▶ TO DO: Restate every entry word for word.

---------------

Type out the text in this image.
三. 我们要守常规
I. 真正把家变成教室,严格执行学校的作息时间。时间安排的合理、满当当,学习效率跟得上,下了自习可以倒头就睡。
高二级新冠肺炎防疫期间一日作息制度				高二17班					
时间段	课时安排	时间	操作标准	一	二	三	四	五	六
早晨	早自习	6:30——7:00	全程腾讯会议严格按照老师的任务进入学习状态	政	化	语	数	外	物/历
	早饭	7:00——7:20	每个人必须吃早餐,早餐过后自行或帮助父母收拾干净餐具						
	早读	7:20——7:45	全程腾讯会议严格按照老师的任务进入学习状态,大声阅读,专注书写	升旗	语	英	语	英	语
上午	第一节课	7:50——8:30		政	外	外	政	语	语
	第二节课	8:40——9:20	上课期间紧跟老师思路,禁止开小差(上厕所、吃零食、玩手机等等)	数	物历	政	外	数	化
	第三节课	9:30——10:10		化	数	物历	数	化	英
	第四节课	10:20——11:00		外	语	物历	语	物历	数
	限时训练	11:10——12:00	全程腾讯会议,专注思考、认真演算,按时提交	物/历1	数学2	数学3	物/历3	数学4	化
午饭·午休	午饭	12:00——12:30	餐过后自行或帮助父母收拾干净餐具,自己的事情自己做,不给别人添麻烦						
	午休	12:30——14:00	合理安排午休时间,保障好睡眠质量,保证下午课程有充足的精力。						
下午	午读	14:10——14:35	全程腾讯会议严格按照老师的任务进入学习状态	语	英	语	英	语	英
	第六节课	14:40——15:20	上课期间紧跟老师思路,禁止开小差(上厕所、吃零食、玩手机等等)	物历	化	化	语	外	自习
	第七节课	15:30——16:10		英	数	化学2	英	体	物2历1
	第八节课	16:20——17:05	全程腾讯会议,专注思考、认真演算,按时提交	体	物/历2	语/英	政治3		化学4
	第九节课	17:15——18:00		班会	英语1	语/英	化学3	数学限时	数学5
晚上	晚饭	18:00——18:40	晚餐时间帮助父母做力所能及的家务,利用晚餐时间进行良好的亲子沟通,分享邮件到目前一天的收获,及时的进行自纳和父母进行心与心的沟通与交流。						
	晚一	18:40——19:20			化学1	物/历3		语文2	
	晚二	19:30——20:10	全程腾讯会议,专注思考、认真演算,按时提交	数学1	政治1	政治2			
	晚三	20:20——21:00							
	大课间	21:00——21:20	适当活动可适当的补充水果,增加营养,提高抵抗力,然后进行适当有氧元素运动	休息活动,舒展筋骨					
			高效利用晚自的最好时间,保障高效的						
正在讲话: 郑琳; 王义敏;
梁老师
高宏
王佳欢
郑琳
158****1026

---------------

▶ RESULT FOR THIS EXERCISE:
Type out the text in this image.
三. 我们要守常规
I. 真正把家变成教室,严格执行学校的作息时间。时间安排的合理、满当当,学习效率跟得上,下了自习可以倒头就睡。
高二级新冠肺炎防疫期间一日作息制度				高二17班					
时间段	课时安排	时间	操作标准	一	二	三	四	五	六
早晨	早自习	6:30——7:00	全程腾讯会议严格按照老师的任务进入学习状态	政	化	语	数	外	物/历
	早饭	7:00——7:20	每个人必须吃早餐,早餐过后自行或帮助父母收拾干净餐具						
	早读	7:20——7:45	全程腾讯会议严格按照老师的任务进入学习状态,大声阅读,专注书写	升旗	语	英	语	英	语
上午	第一节课	7:50——8:30		政	外	外	政	语	语
	第二节课	8:40——9:20	上课期间紧跟老师思路,禁止开小差(上厕所、吃零食、玩手机等等)	数	物历	政	外	数	化
	第三节课	9:30——10:10		化	数	物历	数	化	英
	第四节课	10:20——11:00		外	语	物历	语	物历	数
	限时训练	11:10——12:00	全程腾讯会议,专注思考、认真演算,按时提交	物/历1	数学2	数学3	物/历3	数学4	化
午饭·午休	午饭	12:00——12:30	餐过后自行或帮助父母收拾干净餐具,自己的事情自己做,不给别人添麻烦						
	午休	12:30——14:00	合理安排午休时间,保障好睡眠质量,保证下午课程有充足的精力。						
下午	午读	14:10——14:35	全程腾讯会议严格按照老师的任务进入学习状态	语	英	语	英	语	英
	第六节课	14:40——15:20	上课期间紧跟老师思路,禁止开小差(上厕所、吃零食、玩手机等等)	物历	化	化	语	外	自习
	第七节课	15:30——16:10		英	数	化学2	英	体	物2历1
	第八节课	16:20——17:05	全程腾讯会议,专注思考、认真演算,按时提交	体	物/历2	语/英	政治3		化学4
	第九节课	17:15——18:00		班会	英语1	语/英	化学3	数学限时	数学5
晚上	晚饭	18:00——18:40	晚餐时间帮助父母做力所能及的家务,利用晚餐时间进行良好的亲子沟通,分享邮件到目前一天的收获,及时的进行自纳和父母进行心与心的沟通与交流。						
	晚一	18:40——19:20			化学1	物/历3		语文2	
	晚二	19:30——20:10	全程腾讯会议,专注思考、认真演算,按时提交	数学1	政治1	政治2			
	晚三	20:20——21:00							
	大课间	21:00——21:20	适当活动可适当的补充水果,增加营养,提高抵抗力,然后进行适当有氧元素运动	休息活动,舒展筋骨					
			高效利用晚自的最好时间,保障高效的						
正在讲话: 郑琳; 王义敏;
梁老师
高宏
王佳欢
郑琳
158****1026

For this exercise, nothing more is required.